### Problem to work on
Your answer should be a single number: the count of lines that include the word "мкОм".

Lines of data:
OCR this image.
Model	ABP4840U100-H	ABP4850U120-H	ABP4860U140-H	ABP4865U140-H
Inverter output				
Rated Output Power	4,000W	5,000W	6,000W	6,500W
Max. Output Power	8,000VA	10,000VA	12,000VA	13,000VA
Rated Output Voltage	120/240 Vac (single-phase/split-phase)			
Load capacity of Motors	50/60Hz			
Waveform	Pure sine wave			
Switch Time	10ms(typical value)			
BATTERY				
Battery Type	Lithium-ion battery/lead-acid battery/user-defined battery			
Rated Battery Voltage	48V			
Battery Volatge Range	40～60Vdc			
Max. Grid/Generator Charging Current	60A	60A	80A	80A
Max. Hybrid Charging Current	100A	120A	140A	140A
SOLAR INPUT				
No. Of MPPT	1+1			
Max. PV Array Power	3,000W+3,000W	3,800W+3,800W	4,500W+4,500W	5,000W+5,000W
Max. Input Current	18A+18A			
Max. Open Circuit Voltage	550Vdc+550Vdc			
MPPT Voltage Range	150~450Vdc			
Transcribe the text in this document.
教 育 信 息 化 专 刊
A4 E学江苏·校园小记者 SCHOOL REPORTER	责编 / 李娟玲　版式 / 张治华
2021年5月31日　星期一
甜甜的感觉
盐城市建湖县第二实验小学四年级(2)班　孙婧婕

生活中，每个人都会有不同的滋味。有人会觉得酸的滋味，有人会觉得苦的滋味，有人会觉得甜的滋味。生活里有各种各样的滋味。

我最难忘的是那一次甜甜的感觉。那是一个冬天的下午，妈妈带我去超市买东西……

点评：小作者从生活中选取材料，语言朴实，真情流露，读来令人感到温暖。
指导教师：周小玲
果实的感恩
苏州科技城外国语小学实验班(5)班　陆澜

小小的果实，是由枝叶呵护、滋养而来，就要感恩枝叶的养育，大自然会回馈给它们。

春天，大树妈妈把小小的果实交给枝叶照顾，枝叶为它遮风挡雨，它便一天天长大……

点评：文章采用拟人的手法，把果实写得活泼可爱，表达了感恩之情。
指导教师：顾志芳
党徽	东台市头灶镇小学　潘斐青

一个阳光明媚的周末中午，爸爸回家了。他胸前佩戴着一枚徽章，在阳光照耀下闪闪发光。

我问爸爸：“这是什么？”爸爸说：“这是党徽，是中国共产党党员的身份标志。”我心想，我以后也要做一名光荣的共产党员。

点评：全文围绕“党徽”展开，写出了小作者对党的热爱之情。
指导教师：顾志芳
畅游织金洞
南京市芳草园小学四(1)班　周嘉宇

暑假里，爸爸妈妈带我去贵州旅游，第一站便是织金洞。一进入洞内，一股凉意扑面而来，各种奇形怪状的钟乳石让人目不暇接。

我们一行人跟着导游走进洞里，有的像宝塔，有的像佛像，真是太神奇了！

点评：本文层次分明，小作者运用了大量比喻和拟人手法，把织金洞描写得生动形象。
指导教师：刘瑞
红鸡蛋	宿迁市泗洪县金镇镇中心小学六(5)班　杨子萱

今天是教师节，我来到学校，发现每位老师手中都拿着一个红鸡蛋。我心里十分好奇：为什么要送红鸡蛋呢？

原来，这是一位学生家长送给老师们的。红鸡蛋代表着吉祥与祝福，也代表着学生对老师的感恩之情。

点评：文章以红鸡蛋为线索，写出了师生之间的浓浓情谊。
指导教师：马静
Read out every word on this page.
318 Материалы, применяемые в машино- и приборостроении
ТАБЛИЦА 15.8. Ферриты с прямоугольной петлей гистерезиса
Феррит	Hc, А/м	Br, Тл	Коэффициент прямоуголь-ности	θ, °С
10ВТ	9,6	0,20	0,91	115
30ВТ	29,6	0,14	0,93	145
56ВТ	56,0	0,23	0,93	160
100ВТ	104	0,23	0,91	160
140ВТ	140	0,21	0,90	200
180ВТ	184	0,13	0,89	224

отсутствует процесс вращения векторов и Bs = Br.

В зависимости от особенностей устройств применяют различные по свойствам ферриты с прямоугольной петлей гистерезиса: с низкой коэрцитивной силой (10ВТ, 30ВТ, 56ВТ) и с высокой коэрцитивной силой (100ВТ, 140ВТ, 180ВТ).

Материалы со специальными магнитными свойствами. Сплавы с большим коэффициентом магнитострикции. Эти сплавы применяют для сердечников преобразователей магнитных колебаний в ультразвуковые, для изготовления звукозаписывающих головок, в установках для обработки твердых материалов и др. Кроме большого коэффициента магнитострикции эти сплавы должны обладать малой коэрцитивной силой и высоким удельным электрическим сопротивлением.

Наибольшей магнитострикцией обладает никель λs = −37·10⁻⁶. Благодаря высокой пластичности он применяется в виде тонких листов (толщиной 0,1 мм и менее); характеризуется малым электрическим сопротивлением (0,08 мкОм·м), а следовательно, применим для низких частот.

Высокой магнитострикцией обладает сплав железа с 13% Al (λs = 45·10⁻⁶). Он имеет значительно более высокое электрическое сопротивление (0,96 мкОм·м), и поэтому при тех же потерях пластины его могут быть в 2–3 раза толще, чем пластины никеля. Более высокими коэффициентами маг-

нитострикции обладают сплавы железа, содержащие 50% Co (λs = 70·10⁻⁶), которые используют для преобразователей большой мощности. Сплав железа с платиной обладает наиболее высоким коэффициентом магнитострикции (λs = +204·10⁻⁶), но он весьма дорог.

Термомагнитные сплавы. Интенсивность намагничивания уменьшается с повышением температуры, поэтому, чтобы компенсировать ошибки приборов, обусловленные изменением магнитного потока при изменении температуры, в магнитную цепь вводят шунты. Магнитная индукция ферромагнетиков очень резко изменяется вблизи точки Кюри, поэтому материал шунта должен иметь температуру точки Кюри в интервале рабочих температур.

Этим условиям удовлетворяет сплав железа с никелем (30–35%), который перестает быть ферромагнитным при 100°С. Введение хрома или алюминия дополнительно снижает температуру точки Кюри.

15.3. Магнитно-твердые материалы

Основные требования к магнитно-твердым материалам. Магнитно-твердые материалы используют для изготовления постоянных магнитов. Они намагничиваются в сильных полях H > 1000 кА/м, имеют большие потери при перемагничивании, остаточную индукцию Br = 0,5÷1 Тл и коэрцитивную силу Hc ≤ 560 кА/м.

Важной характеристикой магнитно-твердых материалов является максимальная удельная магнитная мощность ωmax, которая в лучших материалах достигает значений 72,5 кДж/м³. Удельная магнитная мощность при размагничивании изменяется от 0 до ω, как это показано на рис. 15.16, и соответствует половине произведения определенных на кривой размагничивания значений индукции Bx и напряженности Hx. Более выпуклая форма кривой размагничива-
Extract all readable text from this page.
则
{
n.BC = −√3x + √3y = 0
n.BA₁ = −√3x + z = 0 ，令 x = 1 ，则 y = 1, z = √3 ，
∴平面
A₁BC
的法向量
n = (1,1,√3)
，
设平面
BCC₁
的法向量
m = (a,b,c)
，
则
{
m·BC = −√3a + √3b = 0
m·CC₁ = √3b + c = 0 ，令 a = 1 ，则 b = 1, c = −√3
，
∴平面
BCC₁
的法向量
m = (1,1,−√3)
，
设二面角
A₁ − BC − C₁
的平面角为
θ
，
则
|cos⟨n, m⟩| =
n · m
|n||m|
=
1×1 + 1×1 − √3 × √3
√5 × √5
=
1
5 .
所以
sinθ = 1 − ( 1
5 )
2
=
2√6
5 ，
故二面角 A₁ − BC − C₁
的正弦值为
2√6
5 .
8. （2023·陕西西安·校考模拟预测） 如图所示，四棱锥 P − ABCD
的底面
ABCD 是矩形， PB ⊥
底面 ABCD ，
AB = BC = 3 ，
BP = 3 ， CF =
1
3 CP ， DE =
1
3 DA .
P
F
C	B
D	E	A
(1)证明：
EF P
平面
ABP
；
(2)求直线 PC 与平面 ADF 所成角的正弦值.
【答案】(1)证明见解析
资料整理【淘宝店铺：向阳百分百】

### The response
2